> _DIRECTION_
From the line with "Give me a plain-text" through the final line, transcribe the material below character for character; include no other lines.

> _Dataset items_
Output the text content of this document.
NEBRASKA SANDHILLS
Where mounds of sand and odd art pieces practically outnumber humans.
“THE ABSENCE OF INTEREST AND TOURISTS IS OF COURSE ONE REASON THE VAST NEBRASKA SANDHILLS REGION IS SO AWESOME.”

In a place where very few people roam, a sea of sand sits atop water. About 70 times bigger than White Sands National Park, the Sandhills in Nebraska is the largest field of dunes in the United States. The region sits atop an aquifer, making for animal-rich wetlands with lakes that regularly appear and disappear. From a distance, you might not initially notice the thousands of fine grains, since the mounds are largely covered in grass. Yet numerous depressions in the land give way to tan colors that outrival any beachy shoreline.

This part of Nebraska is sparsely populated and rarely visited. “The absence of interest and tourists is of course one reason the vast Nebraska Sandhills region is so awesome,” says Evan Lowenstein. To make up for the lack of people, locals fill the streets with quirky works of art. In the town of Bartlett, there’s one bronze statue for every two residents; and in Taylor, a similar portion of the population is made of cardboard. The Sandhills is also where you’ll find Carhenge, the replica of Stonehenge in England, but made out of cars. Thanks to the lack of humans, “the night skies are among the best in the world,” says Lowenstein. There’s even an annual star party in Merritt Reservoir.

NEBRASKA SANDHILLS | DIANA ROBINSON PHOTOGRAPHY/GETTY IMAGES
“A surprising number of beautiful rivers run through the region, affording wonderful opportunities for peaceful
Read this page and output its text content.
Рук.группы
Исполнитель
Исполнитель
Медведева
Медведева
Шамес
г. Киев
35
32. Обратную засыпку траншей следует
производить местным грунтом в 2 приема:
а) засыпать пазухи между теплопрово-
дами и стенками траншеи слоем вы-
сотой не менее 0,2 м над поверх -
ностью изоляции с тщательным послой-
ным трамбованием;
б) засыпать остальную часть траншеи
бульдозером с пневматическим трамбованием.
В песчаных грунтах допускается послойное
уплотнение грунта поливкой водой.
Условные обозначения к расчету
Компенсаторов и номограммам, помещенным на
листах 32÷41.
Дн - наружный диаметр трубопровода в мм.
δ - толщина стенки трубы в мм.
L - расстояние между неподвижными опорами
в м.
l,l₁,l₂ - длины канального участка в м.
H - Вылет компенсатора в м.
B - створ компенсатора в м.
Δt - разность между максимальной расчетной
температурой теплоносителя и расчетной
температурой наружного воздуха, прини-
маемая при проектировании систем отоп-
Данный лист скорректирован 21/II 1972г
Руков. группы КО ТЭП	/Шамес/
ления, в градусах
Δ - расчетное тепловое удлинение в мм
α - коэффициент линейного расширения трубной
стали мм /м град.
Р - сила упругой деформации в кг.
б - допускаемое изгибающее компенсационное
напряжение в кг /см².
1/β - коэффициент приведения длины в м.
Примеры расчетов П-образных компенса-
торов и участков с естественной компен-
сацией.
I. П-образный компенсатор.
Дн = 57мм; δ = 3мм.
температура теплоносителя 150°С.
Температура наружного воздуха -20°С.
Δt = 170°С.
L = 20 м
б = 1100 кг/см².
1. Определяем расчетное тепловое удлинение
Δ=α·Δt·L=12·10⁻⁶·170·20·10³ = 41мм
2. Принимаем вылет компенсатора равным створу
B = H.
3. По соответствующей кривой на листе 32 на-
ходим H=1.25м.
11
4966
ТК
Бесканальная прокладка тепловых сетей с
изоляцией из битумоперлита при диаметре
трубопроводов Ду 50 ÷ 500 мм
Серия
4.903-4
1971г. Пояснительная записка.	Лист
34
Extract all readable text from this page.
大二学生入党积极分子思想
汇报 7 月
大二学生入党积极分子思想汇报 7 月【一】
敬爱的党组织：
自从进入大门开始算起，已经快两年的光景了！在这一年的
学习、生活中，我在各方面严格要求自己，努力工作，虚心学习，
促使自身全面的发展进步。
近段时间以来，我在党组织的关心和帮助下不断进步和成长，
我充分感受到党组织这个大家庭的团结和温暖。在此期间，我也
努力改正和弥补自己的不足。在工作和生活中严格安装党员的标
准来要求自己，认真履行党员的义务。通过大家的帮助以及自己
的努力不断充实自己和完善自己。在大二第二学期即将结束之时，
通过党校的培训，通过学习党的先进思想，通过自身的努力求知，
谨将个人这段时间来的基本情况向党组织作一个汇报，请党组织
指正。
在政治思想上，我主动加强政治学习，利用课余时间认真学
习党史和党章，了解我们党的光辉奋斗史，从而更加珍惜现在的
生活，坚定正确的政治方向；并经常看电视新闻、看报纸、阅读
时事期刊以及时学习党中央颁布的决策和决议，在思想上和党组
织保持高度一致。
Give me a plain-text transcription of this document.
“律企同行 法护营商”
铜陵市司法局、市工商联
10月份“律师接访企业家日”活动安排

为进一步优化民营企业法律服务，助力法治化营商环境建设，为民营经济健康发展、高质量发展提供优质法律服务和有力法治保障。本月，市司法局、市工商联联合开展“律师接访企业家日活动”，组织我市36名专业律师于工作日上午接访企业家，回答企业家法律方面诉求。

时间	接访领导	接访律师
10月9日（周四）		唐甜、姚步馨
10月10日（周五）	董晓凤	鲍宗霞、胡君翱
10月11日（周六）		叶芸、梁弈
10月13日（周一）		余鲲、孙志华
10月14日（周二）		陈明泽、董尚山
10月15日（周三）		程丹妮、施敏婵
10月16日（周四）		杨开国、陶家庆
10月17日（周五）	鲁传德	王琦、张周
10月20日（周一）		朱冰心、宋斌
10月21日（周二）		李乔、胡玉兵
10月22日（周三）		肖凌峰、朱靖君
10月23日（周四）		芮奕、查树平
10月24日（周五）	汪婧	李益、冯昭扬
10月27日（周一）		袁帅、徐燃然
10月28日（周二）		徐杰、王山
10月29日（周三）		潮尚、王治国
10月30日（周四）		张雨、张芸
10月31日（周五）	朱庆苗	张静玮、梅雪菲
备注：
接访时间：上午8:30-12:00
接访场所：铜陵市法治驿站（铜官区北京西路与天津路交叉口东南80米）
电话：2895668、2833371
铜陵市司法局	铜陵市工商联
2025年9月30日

> _TASK ANSWER_
Give me a plain-text transcription of this document.
“律企同行 法护营商”
铜陵市司法局、市工商联
10月份“律师接访企业家日”活动安排

为进一步优化民营企业法律服务，助力法治化营商环境建设，为民营经济健康发展、高质量发展提供优质法律服务和有力法治保障。本月，市司法局、市工商联联合开展“律师接访企业家日活动”，组织我市36名专业律师于工作日上午接访企业家，回答企业家法律方面诉求。

时间	接访领导	接访律师
10月9日（周四）		唐甜、姚步馨
10月10日（周五）	董晓凤	鲍宗霞、胡君翱
10月11日（周六）		叶芸、梁弈
10月13日（周一）		余鲲、孙志华
10月14日（周二）		陈明泽、董尚山
10月15日（周三）		程丹妮、施敏婵
10月16日（周四）		杨开国、陶家庆
10月17日（周五）	鲁传德	王琦、张周
10月20日（周一）		朱冰心、宋斌
10月21日（周二）		李乔、胡玉兵
10月22日（周三）		肖凌峰、朱靖君
10月23日（周四）		芮奕、查树平
10月24日（周五）	汪婧	李益、冯昭扬
10月27日（周一）		袁帅、徐燃然
10月28日（周二）		徐杰、王山
10月29日（周三）		潮尚、王治国
10月30日（周四）		张雨、张芸
10月31日（周五）	朱庆苗	张静玮、梅雪菲
备注：
接访时间：上午8:30-12:00
接访场所：铜陵市法治驿站（铜官区北京西路与天津路交叉口东南80米）
电话：2895668、2833371
铜陵市司法局	铜陵市工商联
2025年9月30日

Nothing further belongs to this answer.